## Passage shown
▼
The notion that humans can scar the environment is hardly new. In 1854, the Welsh geologist and theologian Thomas Jenkyn coined a term for the likely impact of human activities on the geologic record: anthropozoic. American polymath George Perkins Marsh argued in his bookMan and Nature, published in 1864, that by denuding the landscape of trees, humans bring about widespread ecological disruption, which in turn restricts the capacity of human societies to thrive and survive. Swedish chemist Svante Arrhenius found in 1895 that if atmospheric concentrations of carbon dioxide increased, so too would the Earth's surface temperatures.
In the early 20th century, Ukrainian geochemist Vladimir Vernadsky and two Frenchmen—Pierre Teilhard de Chardin and Édouard LeRoy—proposed the term noösphere to describe the growing influence of human technological innovation in shaping the future and the environment.
By the year 2000, Dutch Nobel Prize winner Paul Crutzen and his colleague Eugene Stoermer proposed in an issue of Global Change Newsletter that human influence over the physical world had reached such a tipping point that it required the designation of a new geologic age.
▲
## Challenges
[A] From the passage on early ideas of human impact, write out the words exactly, beginning at "In the early" and stopping after "new geologic age.".
[B] In the entries, begin at the line that has "y-tick-label: 0.5 bbox=[70, 675, 106, 704]" and stop after the line that has "y-tick-label: 1.0 bbox=[70, 594, 106, 623]". Give only those lines again, with "data-point" replaced by "marker" throughout and everything else unchanged.

## Information shown
▼
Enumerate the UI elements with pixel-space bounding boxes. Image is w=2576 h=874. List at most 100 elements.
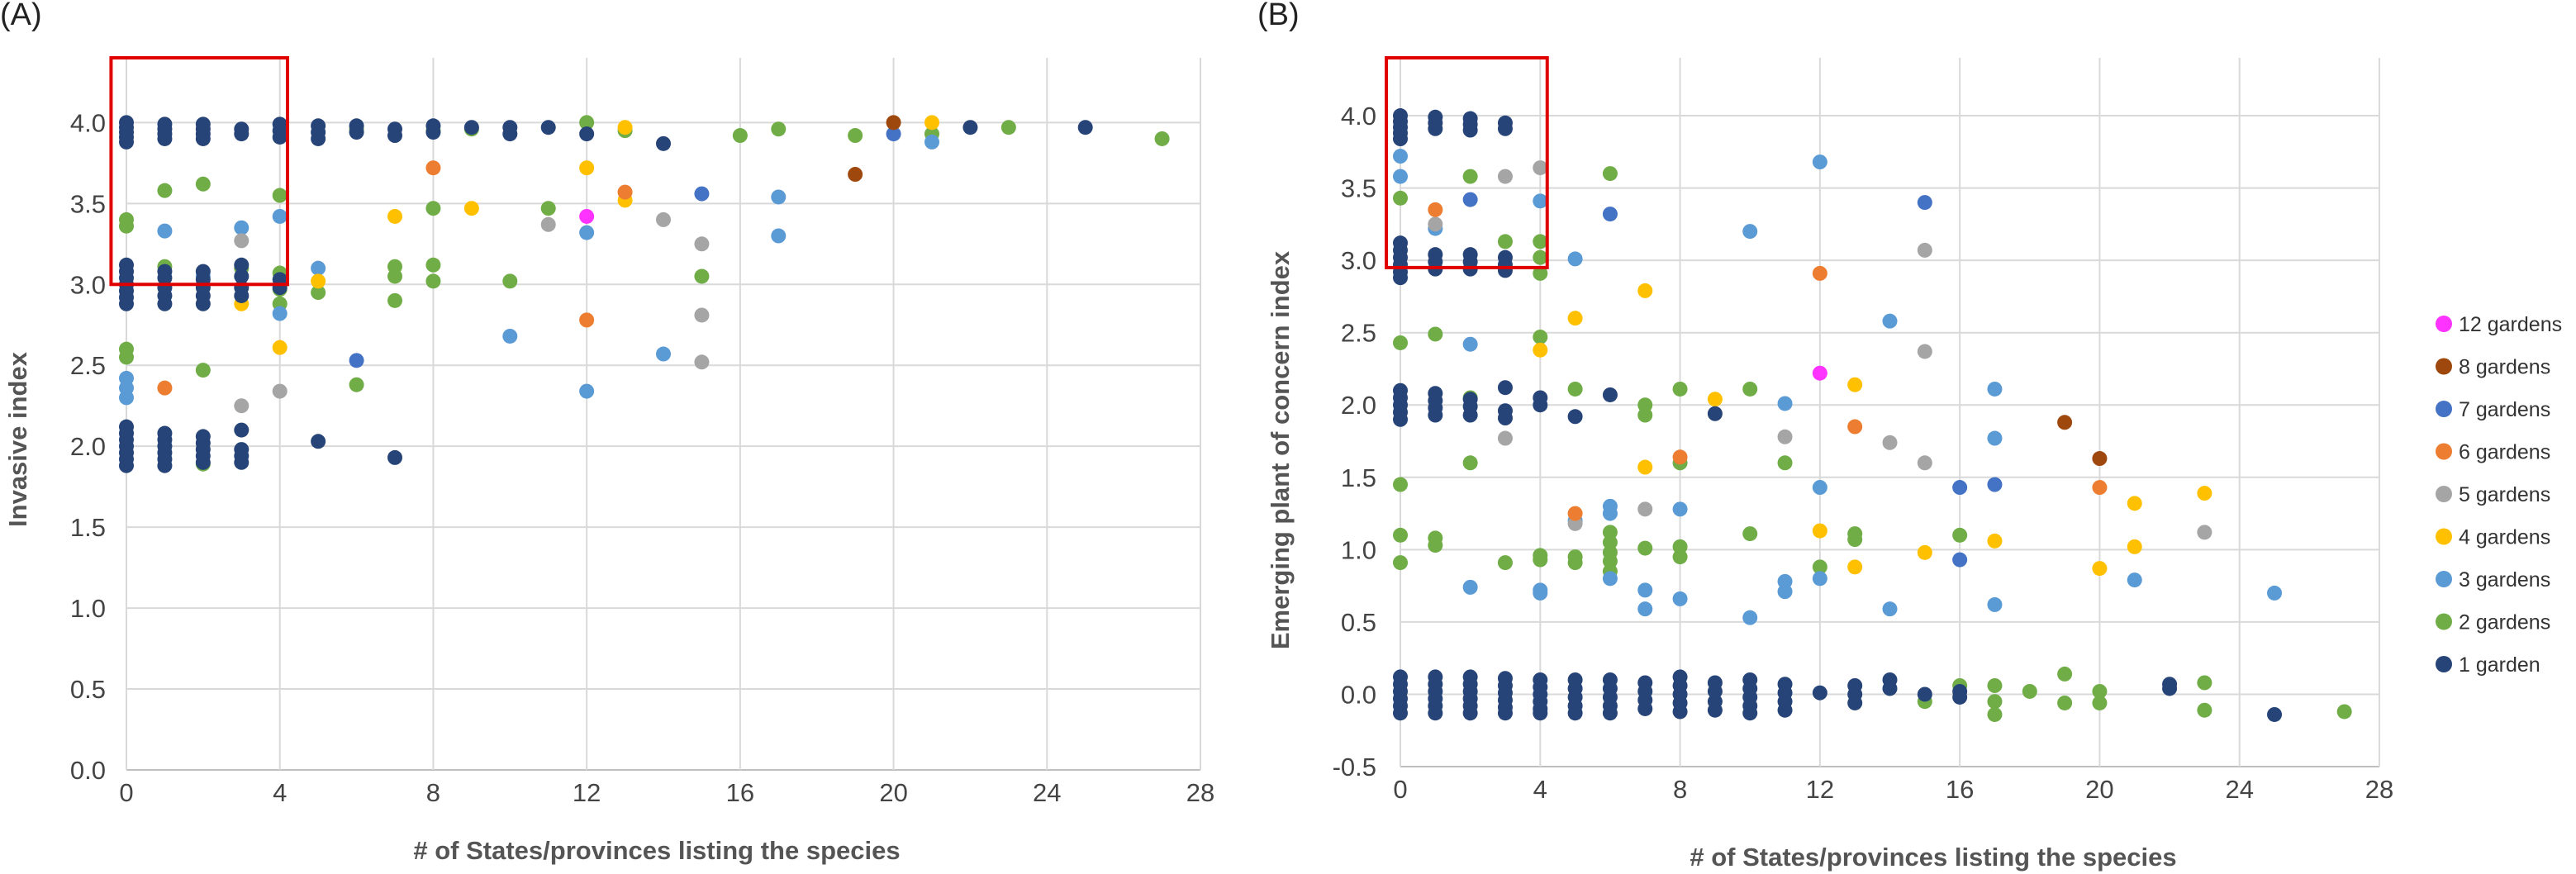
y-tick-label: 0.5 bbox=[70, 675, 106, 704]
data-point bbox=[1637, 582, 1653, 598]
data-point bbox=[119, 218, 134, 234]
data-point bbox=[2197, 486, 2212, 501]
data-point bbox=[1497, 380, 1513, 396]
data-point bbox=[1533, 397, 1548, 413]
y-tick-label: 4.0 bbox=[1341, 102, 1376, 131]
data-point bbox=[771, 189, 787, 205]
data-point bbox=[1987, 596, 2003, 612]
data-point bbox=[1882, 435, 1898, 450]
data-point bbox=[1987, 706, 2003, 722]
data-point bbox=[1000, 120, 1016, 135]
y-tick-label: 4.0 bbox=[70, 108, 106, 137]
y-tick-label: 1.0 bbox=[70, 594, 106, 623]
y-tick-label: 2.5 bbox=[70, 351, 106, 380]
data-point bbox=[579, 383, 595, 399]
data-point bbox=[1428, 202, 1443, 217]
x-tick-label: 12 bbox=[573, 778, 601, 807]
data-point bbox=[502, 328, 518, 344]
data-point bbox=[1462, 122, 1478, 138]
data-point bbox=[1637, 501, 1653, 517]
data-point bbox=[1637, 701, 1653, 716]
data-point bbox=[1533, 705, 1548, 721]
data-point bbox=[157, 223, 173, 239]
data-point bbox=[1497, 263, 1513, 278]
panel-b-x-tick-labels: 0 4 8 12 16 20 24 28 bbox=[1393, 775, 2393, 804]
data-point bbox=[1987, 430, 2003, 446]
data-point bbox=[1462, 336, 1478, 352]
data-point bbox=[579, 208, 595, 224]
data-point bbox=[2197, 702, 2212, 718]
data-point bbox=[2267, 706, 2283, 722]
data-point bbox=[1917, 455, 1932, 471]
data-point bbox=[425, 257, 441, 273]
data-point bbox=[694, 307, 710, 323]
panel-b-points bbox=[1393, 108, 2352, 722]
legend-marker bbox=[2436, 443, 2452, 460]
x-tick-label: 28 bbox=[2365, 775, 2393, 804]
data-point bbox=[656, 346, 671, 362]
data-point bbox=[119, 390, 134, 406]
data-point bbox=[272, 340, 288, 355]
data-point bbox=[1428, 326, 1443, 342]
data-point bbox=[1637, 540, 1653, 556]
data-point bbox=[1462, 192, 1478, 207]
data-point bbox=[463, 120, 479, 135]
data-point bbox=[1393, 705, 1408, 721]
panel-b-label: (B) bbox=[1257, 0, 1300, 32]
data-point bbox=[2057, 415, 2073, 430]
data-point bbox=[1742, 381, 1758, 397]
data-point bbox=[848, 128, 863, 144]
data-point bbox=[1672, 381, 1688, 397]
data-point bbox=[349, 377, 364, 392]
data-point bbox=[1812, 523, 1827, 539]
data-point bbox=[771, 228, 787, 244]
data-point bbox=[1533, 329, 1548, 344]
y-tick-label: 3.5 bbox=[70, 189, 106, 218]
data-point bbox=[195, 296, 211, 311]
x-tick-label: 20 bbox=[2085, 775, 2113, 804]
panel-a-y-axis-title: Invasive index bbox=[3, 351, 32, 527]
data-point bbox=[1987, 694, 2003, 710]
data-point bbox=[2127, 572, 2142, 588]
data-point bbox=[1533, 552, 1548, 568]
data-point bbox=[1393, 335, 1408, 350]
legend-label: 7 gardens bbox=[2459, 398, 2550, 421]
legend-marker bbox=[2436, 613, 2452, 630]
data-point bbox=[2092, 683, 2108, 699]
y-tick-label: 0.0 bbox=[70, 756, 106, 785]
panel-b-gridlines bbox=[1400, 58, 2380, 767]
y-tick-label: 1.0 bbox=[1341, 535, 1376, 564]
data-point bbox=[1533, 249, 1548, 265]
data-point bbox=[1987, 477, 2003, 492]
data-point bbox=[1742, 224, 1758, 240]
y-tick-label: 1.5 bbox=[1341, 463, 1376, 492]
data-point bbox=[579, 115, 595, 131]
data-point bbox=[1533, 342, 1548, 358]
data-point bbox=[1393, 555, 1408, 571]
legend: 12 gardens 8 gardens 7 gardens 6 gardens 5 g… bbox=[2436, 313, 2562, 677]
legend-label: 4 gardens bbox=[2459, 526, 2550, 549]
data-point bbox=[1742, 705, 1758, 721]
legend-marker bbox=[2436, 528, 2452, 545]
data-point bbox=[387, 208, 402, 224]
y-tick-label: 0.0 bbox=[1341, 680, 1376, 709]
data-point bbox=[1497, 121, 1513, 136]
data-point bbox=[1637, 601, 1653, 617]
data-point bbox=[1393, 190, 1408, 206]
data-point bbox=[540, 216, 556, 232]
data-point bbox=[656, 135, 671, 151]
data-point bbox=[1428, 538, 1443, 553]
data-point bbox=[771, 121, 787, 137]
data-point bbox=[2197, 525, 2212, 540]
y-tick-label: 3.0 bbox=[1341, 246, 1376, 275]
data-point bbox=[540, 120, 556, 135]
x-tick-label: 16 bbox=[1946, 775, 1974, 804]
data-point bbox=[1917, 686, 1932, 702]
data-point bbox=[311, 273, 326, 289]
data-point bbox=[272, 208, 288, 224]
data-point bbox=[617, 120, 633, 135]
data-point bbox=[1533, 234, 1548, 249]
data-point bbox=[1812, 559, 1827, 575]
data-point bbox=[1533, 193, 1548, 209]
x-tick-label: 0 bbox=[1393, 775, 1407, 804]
▲
▼
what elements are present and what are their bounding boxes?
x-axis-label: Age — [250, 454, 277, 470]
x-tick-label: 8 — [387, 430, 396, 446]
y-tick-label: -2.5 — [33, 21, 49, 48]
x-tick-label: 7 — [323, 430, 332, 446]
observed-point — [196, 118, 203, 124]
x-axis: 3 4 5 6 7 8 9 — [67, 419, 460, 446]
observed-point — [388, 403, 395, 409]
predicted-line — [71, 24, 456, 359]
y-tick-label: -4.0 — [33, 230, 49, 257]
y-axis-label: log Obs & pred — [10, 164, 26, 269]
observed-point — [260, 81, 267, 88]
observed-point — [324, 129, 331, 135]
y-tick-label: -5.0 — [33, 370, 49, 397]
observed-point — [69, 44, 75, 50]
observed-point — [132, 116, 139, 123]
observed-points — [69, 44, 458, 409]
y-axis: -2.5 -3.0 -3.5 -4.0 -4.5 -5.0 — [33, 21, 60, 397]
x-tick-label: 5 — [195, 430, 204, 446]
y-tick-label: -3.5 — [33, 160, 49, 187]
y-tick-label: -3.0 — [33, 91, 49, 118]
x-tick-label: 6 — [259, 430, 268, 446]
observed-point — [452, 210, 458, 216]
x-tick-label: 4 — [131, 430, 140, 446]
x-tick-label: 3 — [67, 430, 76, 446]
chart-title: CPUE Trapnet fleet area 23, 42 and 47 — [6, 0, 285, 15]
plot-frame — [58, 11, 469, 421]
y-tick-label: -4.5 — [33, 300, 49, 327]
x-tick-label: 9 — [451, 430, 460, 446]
▲
## Solutions to each task
[A]
In the early 20th century, Ukrainian geochemist Vladimir Vernadsky and two Frenchmen—Pierre Teilhard de Chardin and Édouard LeRoy—proposed the term noösphere to describe the growing influence of human technological innovation in shaping the future and the environment.
By the year 2000, Dutch Nobel Prize winner Paul Crutzen and his colleague Eugene Stoermer proposed in an issue of Global Change Newsletter that human influence over the physical world had reached such a tipping point that it required the designation of a new geologic age.

[B]
y-tick-label: 0.5 bbox=[70, 675, 106, 704]
marker bbox=[1637, 582, 1653, 598]
marker bbox=[119, 218, 134, 234]
marker bbox=[2197, 486, 2212, 501]
marker bbox=[1497, 380, 1513, 396]
marker bbox=[1533, 397, 1548, 413]
y-tick-label: 4.0 bbox=[1341, 102, 1376, 131]
marker bbox=[771, 189, 787, 205]
marker bbox=[1987, 596, 2003, 612]
marker bbox=[1882, 435, 1898, 450]
marker bbox=[1987, 706, 2003, 722]
marker bbox=[1000, 120, 1016, 135]
y-tick-label: 4.0 bbox=[70, 108, 106, 137]
y-tick-label: 1.0 bbox=[70, 594, 106, 623]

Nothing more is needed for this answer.